> **STATED GOAL A**:
In the forum thread about Beskha, what does she suddenly start calling Asher in episode 5, according to one commenter?
— START EXCERPT TO READ —
Missed oppurtinity?

I think "Saving Beshka Or Malcolm" and "Let Besha Kill Master or Not" choices should effect on Beshka's decision on coming with you to Westeros. If you treated her nice, she comes with you. If you treated her like shit, she does not come with you and stays behind. I think this would've choices matter much more. What do you think?

Comments

  • OzzyUKOzzyUK Moderator

    That might have been a fun idea but if they did that it would make her determinate, as she comes with you no matter what they might have something planned for her in episode 6 as she will be there for Asher if Rodrik stays behind and if Asher stays behind you can tell her to protect Rodrik so i'm guessing she might play a main or important part in the final episode.

  • Maybe she'll be the protector of the lord or something like that.

  • edited July 2015

    Since I never liked Beskha's character I made everything to distance Asher from her since episode 1. As soon as episode 3 she was so pissed off already she logically told Asher that she wouldn't go to Westeros with him.

    In episode 5 after even worse treatment and the Master situation where I forbid her to take her revenge, suddenly she starts to call Asher "little brother" when she didn't even call him that previously, and she comes because "you're my family after all", when I made sure to make clear to her at every opportunity available that Asher's only family was his real one.

    WTF. It didn't make the slightest sense. When we complain about the fact that choices don't matter, it's exactly this. I mean, if Telltale had decided that Asher and Beskha end up having this "brother/sister" relationship no matter what, then don't give us dialogues and choices that would logically prevent any chance of such close relationship to happen.

    We want choices to matter = we'd rather have less apparent freedom and less directions but that when you direct your characterization toward an available direction, the game don't force a 180 turn on you.

    No fake choices.

  • i agree with you

    Since I never liked Beskha's character I made everything to distance Asher from her since episode 1. As soon as episode 3 she was so pissed

  • i think she could've been replaced with Amaya or someone else . It'd add replayability to this game which isn't a bad thing.

    OzzyUK posted: »

    That might have been a fun idea but if they did that it would make her determinate, as she comes with you no matter what they might have som

  • edited July 2015

    This is why if you chose to Let Asher Die I will be mad if she stays to fight with Rodrick . She told Asher if he died she would take the gold and run. I don't see any reason for her to stay if Asher dies she made it clear several times in the game that she did not like his family . Mentions them exiling him several times . Curses Malcolm when he volunteers her for Mereen mission, and when she asks who is in charge of the army she says Lord sounds an awful lot like master . If she stays and fights I will lose my shit.
— END EXCERPT TO READ —
— START DATA ROWS —
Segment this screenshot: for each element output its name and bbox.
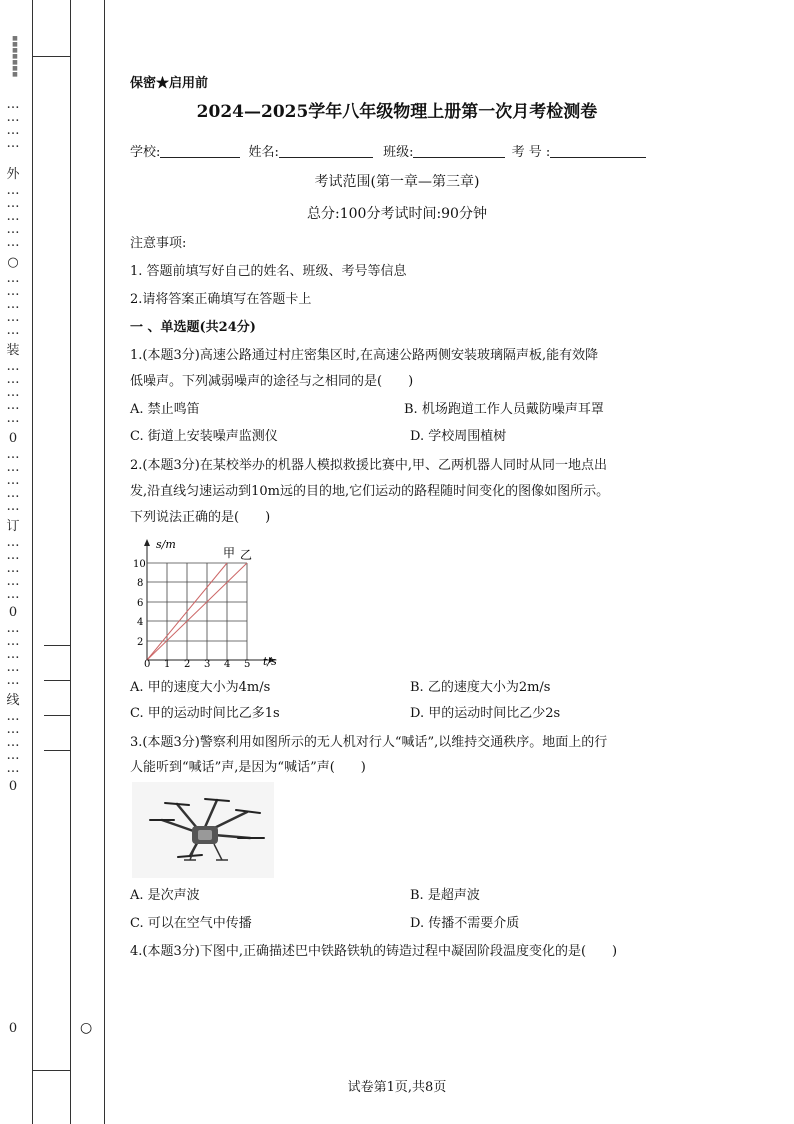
- id-label: 考 号 :: [511, 145, 551, 160]
- margin-char-zhuang: 装: [6, 343, 20, 358]
- option-c[interactable]: C. 街道上安装噪声监测仪: [130, 429, 278, 444]
- drone-image: [132, 782, 274, 878]
- margin-char-wai: 外: [6, 167, 20, 182]
- y-tick: 8: [137, 578, 144, 589]
- binding-tick: [32, 1070, 70, 1071]
- margin-dots: … … … … …: [6, 709, 20, 776]
- x-tick: 1: [164, 659, 171, 670]
- margin-char-zero: 0: [8, 1021, 18, 1036]
- x-tick: 4: [224, 659, 231, 670]
- name-label: 姓名:: [248, 145, 279, 160]
- binding-line: [32, 0, 33, 1124]
- option-d[interactable]: D. 学校周围植树: [410, 429, 507, 444]
- note-item: 1. 答题前填写好自己的姓名、班级、考号等信息: [130, 264, 407, 279]
- y-tick: 4: [137, 617, 144, 628]
- section-heading: 一 、单选题(共24分): [130, 320, 256, 335]
- series-label-yi: 乙: [240, 548, 253, 562]
- name-field[interactable]: [279, 144, 373, 158]
- margin-dots: … … … … …: [6, 447, 20, 514]
- question-stem: 1.(本题3分)高速公路通过村庄密集区时,在高速公路两侧安装玻璃隔声板,能有效降: [130, 348, 599, 363]
- margin-char-zero: 0: [8, 779, 18, 794]
- option-c[interactable]: C. 甲的运动时间比乙多1s: [130, 706, 280, 721]
- x-tick: 5: [244, 659, 251, 670]
- question-stem: 低噪声。下列减弱噪声的途径与之相同的是( ): [130, 374, 414, 389]
- y-tick: 2: [137, 637, 144, 648]
- id-field[interactable]: [550, 144, 646, 158]
- binding-tick: [32, 56, 70, 57]
- option-a[interactable]: A. 禁止鸣笛: [130, 402, 200, 417]
- note-item: 2.请将答案正确填写在答题卡上: [130, 292, 312, 307]
- school-field[interactable]: [160, 144, 240, 158]
- margin-dots: … … … … …: [6, 271, 20, 338]
- binding-tick: [44, 680, 70, 681]
- y-tick: 10: [133, 559, 146, 570]
- binding-circle: ○: [80, 1020, 93, 1036]
- exam-title: 2024—2025学年八年级物理上册第一次月考检测卷: [196, 102, 598, 122]
- confidential-label: 保密★启用前: [130, 76, 209, 91]
- margin-dots: … … … …: [6, 97, 20, 151]
- option-b[interactable]: B. 机场跑道工作人员戴防噪声耳罩: [404, 402, 604, 417]
- x-tick: 0: [144, 659, 151, 670]
- x-tick: 3: [204, 659, 211, 670]
- option-d[interactable]: D. 甲的运动时间比乙少2s: [410, 706, 561, 721]
- binding-margin: [0, 0, 28, 1124]
- y-tick: 6: [137, 598, 144, 609]
- question-stem: 人能听到“喊话”声,是因为“喊话”声( ): [130, 760, 366, 775]
- option-b[interactable]: B. 乙的速度大小为2m/s: [410, 680, 551, 695]
- st-graph: [130, 535, 280, 670]
- option-a[interactable]: A. 是次声波: [130, 888, 200, 903]
- line-yi: [147, 563, 247, 660]
- x-axis-label: t/s: [263, 655, 277, 668]
- margin-dots: … … … … …: [6, 535, 20, 602]
- margin-char-zero: 0: [8, 431, 18, 446]
- margin-dots: … … … … …: [6, 183, 20, 250]
- info-row: [130, 144, 646, 161]
- binding-tick: [44, 750, 70, 751]
- margin-char-circle: ○: [7, 255, 19, 270]
- margin-dots: … … … … …: [6, 621, 20, 688]
- page-footer: 试卷第1页,共8页: [347, 1080, 447, 1095]
- question-stem: 发,沿直线匀速运动到10m远的目的地,它们运动的路程随时间变化的图像如图所示。: [130, 484, 610, 499]
- x-tick: 2: [184, 659, 191, 670]
- y-axis-label: s/m: [156, 538, 176, 551]
- margin-char-ding: 订: [6, 519, 20, 534]
- exam-scope: 考试范围(第一章—第三章): [314, 174, 480, 190]
- notes-heading: 注意事项:: [130, 236, 187, 251]
- class-label: 班级:: [383, 145, 414, 160]
- question-stem: 3.(本题3分)警察利用如图所示的无人机对行人“喊话”,以维持交通秩序。地面上的行: [130, 735, 608, 750]
- question-stem: 下列说法正确的是( ): [130, 510, 271, 525]
- question-stem: 4.(本题3分)下图中,正确描述巴中铁路铁轨的铸造过程中凝固阶段温度变化的是( ): [130, 944, 618, 959]
- binding-line: [70, 0, 71, 1124]
- school-label: 学校:: [130, 145, 161, 160]
- series-label-jia: 甲: [223, 546, 236, 560]
- class-field[interactable]: [413, 144, 505, 158]
- margin-char-zero: 0: [8, 605, 18, 620]
- margin-dots: ■ ■ ■ ■ ■ ■ ■: [12, 35, 18, 78]
- y-axis-arrow: [144, 539, 150, 546]
- binding-line: [104, 0, 105, 1124]
- binding-tick: [44, 645, 70, 646]
- binding-tick: [44, 715, 70, 716]
- option-a[interactable]: A. 甲的速度大小为4m/s: [130, 680, 271, 695]
- option-d[interactable]: D. 传播不需要介质: [410, 916, 520, 931]
- score-time: 总分:100分考试时间:90分钟: [307, 206, 487, 222]
- option-c[interactable]: C. 可以在空气中传播: [130, 916, 252, 931]
- option-b[interactable]: B. 是超声波: [410, 888, 480, 903]
- margin-dots: … … … … …: [6, 359, 20, 426]
- margin-char-xian: 线: [6, 693, 20, 708]
- question-stem: 2.(本题3分)在某校举办的机器人模拟救援比赛中,甲、乙两机器人同时从同一地点出: [130, 458, 607, 473]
— END DATA ROWS —
> **STATED GOAL B**:
From the records, write out the lines starting at the line that contains "- id-label: 考 号 :: [511, 145, 551, 160]" and ending at the line that contains "- y-tick: 2: [137, 637, 144, 648]", keeping each line unchanged.

> **RESULT A**:
She starts calling him "little brother."

> **RESULT B**:
- id-label: 考 号 :: [511, 145, 551, 160]
- margin-char-zhuang: 装: [6, 343, 20, 358]
- option-c[interactable]: C. 街道上安装噪声监测仪: [130, 429, 278, 444]
- drone-image: [132, 782, 274, 878]
- margin-char-wai: 外: [6, 167, 20, 182]
- y-tick: 8: [137, 578, 144, 589]
- binding-tick: [32, 1070, 70, 1071]
- margin-dots: … … … … …: [6, 709, 20, 776]
- x-tick: 1: [164, 659, 171, 670]
- margin-char-zero: 0: [8, 1021, 18, 1036]
- x-tick: 4: [224, 659, 231, 670]
- name-label: 姓名:: [248, 145, 279, 160]
- binding-line: [32, 0, 33, 1124]
- option-d[interactable]: D. 学校周围植树: [410, 429, 507, 444]
- note-item: 1. 答题前填写好自己的姓名、班级、考号等信息: [130, 264, 407, 279]
- y-tick: 4: [137, 617, 144, 628]
- section-heading: 一 、单选题(共24分): [130, 320, 256, 335]
- series-label-yi: 乙: [240, 548, 253, 562]
- name-field[interactable]: [279, 144, 373, 158]
- margin-dots: … … … … …: [6, 447, 20, 514]
- question-stem: 1.(本题3分)高速公路通过村庄密集区时,在高速公路两侧安装玻璃隔声板,能有效降: [130, 348, 599, 363]
- margin-char-zero: 0: [8, 779, 18, 794]
- option-c[interactable]: C. 甲的运动时间比乙多1s: [130, 706, 280, 721]
- x-tick: 5: [244, 659, 251, 670]
- question-stem: 低噪声。下列减弱噪声的途径与之相同的是( ): [130, 374, 414, 389]
- y-tick: 2: [137, 637, 144, 648]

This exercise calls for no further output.